§ **Short problem**:
Extract each line from the entries below that has the string "name" in it.

§ **Data extract**:
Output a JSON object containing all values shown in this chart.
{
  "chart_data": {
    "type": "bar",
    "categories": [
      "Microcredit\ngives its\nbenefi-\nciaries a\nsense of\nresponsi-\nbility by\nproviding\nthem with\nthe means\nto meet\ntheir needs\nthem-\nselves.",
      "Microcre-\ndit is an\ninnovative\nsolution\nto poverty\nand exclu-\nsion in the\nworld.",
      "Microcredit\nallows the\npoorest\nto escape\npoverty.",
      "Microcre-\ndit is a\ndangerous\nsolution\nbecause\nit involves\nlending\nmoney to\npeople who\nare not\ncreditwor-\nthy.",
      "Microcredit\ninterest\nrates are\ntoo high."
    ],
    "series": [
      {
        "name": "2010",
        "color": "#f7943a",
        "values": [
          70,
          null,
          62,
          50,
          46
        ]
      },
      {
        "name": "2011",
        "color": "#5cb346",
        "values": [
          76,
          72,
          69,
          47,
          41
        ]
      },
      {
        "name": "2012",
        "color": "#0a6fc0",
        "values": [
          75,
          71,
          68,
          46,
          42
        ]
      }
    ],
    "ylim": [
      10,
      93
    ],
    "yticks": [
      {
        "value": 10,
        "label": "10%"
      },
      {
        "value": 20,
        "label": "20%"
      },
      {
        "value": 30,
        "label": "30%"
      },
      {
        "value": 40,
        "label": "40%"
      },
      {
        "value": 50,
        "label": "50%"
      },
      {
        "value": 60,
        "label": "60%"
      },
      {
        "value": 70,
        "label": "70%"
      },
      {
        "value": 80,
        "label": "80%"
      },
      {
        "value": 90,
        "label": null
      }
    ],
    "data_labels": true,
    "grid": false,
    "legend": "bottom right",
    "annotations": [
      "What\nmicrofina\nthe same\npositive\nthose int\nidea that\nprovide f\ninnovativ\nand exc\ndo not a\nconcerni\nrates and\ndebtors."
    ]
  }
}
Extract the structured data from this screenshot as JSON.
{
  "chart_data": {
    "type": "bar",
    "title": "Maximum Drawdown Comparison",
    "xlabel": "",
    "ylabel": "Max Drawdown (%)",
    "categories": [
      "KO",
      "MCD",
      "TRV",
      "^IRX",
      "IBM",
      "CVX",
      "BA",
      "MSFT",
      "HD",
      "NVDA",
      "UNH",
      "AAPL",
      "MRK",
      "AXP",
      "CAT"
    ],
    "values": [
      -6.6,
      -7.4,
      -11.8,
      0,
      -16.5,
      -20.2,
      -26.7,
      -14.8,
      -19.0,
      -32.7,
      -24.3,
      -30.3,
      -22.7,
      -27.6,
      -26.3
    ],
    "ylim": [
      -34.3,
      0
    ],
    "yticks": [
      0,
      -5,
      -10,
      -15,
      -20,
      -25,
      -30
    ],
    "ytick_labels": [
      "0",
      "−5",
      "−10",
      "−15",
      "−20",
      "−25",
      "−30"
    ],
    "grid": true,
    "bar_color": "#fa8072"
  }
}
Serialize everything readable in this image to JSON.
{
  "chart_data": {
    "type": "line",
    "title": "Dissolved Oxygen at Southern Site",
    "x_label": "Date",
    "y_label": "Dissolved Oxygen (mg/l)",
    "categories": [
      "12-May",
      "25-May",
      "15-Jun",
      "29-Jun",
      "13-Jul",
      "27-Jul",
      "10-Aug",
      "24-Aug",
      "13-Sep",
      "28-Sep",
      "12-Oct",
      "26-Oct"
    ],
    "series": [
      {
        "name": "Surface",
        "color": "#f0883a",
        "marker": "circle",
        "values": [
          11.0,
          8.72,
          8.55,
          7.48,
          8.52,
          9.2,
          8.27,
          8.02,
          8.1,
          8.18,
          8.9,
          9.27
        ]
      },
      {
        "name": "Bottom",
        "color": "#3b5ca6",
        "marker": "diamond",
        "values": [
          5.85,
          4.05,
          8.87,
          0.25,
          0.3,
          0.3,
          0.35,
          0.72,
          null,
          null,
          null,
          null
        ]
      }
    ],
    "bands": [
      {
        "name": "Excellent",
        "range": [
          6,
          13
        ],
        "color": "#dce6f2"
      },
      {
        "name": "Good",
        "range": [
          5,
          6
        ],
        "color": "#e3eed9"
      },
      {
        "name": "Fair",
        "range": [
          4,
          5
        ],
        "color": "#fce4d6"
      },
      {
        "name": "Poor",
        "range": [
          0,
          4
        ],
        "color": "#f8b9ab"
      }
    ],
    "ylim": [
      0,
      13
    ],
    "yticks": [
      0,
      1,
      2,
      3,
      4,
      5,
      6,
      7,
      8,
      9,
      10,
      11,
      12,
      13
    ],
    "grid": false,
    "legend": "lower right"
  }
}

§ **Finished exercise**:
        "name": "2010",
        "name": "2011",
        "name": "2012",
        "name": "Surface",
        "name": "Bottom",
        "name": "Excellent",
        "name": "Good",
        "name": "Fair",
        "name": "Poor",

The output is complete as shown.